* DATASET EXTRACT
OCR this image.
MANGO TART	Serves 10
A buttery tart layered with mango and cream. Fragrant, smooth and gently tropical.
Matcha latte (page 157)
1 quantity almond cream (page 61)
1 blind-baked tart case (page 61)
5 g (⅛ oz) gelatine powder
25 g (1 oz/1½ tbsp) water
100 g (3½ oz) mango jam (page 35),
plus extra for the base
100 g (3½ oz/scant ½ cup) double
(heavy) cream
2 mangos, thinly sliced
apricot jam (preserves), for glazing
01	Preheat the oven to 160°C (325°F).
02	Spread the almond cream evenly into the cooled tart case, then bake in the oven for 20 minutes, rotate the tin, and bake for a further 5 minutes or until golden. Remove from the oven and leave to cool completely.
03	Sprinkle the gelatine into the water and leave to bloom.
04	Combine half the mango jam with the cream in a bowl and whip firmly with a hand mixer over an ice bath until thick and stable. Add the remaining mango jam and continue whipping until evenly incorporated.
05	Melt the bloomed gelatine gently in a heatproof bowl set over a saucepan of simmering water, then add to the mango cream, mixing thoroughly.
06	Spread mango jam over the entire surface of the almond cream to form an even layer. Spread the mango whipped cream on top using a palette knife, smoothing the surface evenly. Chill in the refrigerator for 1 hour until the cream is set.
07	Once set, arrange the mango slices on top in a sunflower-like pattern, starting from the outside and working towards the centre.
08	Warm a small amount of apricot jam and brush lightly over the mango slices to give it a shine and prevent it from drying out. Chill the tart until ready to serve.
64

* PROBLEM
Copy out each line above, character for character.

* SOLUTION
OCR this image.
MANGO TART	Serves 10
A buttery tart layered with mango and cream. Fragrant, smooth and gently tropical.
Matcha latte (page 157)
1 quantity almond cream (page 61)
1 blind-baked tart case (page 61)
5 g (⅛ oz) gelatine powder
25 g (1 oz/1½ tbsp) water
100 g (3½ oz) mango jam (page 35),
plus extra for the base
100 g (3½ oz/scant ½ cup) double
(heavy) cream
2 mangos, thinly sliced
apricot jam (preserves), for glazing
01	Preheat the oven to 160°C (325°F).
02	Spread the almond cream evenly into the cooled tart case, then bake in the oven for 20 minutes, rotate the tin, and bake for a further 5 minutes or until golden. Remove from the oven and leave to cool completely.
03	Sprinkle the gelatine into the water and leave to bloom.
04	Combine half the mango jam with the cream in a bowl and whip firmly with a hand mixer over an ice bath until thick and stable. Add the remaining mango jam and continue whipping until evenly incorporated.
05	Melt the bloomed gelatine gently in a heatproof bowl set over a saucepan of simmering water, then add to the mango cream, mixing thoroughly.
06	Spread mango jam over the entire surface of the almond cream to form an even layer. Spread the mango whipped cream on top using a palette knife, smoothing the surface evenly. Chill in the refrigerator for 1 hour until the cream is set.
07	Once set, arrange the mango slices on top in a sunflower-like pattern, starting from the outside and working towards the centre.
08	Warm a small amount of apricot jam and brush lightly over the mango slices to give it a shine and prevent it from drying out. Chill the tart until ready to serve.
64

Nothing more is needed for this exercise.